= Task to complete =
Read through the data and report every line in which the word "Thursday" occurs.

= Data provided =
## START

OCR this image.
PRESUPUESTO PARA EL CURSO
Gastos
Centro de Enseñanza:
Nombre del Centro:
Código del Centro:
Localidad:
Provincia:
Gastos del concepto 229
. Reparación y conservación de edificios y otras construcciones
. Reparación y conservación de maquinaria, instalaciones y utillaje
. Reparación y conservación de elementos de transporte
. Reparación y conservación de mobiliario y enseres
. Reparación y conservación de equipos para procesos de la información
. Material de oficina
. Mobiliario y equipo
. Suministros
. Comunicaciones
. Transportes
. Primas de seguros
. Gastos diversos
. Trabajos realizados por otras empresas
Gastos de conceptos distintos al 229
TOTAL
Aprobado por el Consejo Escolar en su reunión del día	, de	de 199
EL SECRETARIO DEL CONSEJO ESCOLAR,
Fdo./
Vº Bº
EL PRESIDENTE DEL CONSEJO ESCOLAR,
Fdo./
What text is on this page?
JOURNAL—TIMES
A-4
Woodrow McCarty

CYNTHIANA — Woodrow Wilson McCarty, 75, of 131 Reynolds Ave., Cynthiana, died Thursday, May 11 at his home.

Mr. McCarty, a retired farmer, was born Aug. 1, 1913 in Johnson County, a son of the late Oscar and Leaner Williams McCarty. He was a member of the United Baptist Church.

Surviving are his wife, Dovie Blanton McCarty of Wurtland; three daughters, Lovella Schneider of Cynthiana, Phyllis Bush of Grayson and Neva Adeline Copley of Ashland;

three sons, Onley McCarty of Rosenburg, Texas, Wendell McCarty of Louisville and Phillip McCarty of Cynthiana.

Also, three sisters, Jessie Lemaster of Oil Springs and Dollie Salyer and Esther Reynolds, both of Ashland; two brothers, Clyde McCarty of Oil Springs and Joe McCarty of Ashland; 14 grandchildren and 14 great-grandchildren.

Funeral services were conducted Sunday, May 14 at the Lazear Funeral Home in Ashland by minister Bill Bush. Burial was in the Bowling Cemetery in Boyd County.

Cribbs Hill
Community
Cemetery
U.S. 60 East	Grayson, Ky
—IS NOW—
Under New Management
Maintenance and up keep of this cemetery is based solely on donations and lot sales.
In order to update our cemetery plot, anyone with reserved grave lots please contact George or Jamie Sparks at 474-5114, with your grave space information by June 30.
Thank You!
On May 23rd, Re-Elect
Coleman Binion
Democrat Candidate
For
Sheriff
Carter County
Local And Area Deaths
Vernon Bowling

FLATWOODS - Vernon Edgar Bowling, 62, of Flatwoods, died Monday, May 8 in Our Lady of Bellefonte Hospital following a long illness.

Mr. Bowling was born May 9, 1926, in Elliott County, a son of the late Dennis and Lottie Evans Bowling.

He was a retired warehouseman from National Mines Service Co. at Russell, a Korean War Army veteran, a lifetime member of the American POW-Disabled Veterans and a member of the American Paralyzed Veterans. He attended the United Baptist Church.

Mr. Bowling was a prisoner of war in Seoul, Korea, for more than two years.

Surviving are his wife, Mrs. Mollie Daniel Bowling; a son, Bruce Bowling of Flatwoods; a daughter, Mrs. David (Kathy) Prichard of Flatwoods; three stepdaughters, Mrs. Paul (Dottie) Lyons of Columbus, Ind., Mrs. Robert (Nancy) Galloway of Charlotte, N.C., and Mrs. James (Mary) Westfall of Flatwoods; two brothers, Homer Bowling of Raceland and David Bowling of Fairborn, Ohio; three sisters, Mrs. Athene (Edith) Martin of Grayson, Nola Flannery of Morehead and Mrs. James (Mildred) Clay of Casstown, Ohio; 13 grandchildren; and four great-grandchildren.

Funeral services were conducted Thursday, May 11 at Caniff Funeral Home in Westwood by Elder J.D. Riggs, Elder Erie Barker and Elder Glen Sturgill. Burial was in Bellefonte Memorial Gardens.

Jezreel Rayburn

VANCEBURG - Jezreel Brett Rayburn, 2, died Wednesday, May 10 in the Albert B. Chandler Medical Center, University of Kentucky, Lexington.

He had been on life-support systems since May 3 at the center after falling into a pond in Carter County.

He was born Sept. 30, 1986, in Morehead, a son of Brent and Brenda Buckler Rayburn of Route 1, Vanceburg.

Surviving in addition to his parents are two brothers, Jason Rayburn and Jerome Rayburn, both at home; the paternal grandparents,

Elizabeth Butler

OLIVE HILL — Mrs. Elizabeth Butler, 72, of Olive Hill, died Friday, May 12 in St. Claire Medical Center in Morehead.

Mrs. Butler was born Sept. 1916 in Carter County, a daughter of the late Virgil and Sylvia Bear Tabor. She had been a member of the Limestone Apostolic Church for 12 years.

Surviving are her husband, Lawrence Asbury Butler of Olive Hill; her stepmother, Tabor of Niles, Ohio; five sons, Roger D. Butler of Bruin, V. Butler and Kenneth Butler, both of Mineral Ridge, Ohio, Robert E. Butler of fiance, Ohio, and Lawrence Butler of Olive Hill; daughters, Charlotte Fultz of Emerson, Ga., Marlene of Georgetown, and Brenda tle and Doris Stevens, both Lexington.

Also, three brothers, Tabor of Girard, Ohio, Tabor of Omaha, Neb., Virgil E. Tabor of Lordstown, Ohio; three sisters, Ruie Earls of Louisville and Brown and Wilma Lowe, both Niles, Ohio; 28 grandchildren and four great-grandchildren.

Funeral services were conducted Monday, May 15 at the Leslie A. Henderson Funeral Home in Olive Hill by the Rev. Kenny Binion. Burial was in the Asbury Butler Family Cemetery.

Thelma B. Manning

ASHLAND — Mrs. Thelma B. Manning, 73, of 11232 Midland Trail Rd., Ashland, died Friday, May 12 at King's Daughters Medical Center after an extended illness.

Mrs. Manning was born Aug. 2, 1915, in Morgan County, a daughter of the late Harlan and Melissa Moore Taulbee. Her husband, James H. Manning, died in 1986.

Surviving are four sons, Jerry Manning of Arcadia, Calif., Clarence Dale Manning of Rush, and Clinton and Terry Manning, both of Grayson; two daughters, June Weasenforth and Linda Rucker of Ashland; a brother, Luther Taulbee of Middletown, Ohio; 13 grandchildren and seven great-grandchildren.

## END

= Solution to this task =
CYNTHIANA — Woodrow Wilson McCarty, 75, of 131 Reynolds Ave., Cynthiana, died Thursday, May 11 at his home.
Funeral services were conducted Thursday, May 11 at Caniff Funeral Home in Westwood by Elder J.D. Riggs, Elder Erie Barker and Elder Glen Sturgill. Burial was in Bellefonte Memorial Gardens.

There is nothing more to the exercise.